Copy each line of the data below with the word "name".
##### DATA EXTRACT #####
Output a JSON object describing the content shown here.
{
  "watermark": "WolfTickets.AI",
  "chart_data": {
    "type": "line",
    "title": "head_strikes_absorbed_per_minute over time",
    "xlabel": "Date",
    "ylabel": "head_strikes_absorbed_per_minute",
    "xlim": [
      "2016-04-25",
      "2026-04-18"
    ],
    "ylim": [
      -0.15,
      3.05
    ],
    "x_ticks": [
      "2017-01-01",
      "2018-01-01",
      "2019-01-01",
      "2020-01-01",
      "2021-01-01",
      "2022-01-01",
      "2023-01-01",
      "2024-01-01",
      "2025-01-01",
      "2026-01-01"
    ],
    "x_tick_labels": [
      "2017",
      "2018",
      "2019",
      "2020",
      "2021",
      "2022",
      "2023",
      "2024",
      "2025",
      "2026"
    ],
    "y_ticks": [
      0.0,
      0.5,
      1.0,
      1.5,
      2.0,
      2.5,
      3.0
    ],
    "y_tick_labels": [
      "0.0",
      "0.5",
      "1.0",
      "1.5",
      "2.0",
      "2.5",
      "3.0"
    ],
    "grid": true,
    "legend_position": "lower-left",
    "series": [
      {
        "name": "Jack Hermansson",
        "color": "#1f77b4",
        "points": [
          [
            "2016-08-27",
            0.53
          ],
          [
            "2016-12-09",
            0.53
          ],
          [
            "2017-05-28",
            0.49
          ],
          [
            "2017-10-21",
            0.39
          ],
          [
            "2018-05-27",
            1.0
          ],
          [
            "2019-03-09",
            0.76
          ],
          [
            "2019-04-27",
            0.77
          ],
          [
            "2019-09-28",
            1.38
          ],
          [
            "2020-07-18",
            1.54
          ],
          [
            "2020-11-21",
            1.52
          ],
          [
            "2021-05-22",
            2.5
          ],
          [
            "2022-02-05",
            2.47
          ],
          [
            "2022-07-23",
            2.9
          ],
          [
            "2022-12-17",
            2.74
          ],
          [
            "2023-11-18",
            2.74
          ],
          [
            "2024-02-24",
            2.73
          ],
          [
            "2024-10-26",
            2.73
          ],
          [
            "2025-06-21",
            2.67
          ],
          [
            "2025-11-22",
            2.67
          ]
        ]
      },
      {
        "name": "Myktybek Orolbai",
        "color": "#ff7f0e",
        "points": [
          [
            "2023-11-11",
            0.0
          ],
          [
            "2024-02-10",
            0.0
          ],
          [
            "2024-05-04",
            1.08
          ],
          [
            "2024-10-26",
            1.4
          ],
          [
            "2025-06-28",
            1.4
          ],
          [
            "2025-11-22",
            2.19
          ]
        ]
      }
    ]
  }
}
#####
##### DATA EXTRACT #####
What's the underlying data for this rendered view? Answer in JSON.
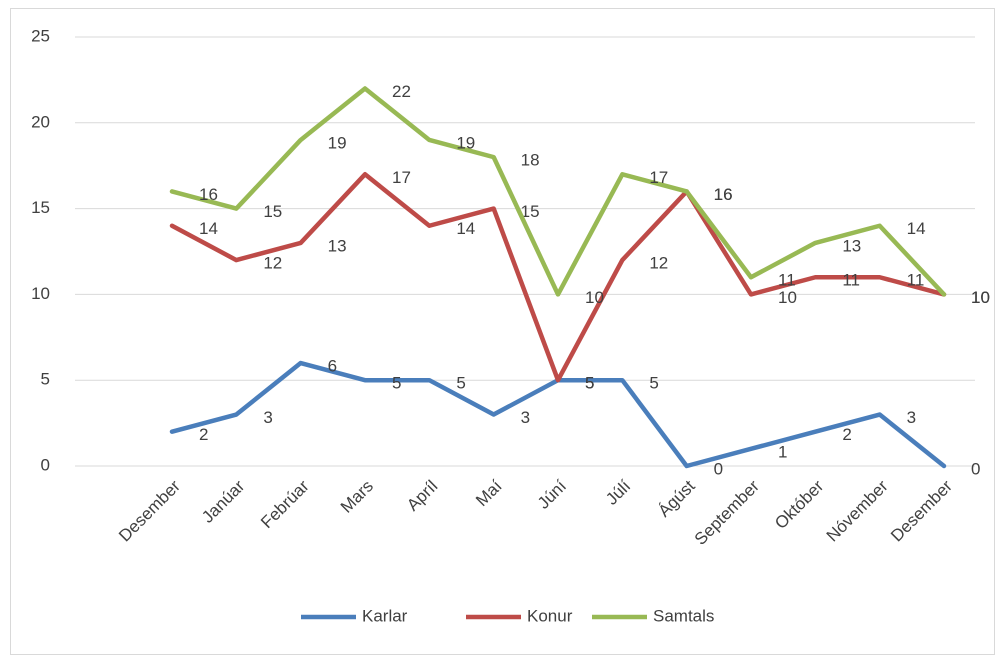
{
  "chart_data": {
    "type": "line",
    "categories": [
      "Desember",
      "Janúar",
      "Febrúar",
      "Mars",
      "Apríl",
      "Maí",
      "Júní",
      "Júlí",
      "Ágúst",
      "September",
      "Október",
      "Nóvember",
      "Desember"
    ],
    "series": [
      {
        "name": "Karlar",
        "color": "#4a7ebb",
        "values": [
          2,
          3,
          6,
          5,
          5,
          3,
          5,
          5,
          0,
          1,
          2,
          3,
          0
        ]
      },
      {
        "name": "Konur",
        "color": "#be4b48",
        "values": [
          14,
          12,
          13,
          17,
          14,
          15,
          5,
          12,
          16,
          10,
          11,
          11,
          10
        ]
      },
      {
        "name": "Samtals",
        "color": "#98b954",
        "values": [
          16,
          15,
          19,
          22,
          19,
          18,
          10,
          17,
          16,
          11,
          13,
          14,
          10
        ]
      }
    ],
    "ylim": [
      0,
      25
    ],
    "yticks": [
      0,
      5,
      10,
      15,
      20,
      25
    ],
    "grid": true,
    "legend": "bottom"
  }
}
#####
##### DATA EXTRACT #####
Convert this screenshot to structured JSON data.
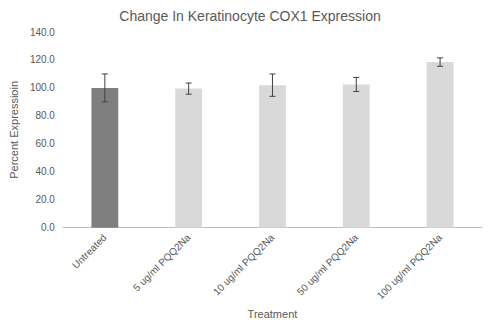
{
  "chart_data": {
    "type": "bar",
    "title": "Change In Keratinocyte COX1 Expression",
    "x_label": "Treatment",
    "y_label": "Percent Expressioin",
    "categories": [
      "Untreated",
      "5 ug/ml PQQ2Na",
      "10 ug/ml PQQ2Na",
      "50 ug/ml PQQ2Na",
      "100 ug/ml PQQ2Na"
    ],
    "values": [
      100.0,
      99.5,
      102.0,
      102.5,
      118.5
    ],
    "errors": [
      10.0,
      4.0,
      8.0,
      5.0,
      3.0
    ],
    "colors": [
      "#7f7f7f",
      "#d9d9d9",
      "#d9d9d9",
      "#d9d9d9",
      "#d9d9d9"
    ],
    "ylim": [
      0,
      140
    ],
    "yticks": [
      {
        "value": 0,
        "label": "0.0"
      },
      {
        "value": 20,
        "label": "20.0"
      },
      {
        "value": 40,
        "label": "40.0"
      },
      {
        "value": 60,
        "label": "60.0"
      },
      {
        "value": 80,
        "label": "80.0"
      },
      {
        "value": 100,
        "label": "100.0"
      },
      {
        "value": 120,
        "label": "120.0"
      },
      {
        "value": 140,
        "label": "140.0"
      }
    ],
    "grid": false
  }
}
#####
— RIGHT ANSWER —
        "name": "Jack Hermansson",
        "name": "Myktybek Orolbai",
        "name": "Karlar",
        "name": "Konur",
        "name": "Samtals",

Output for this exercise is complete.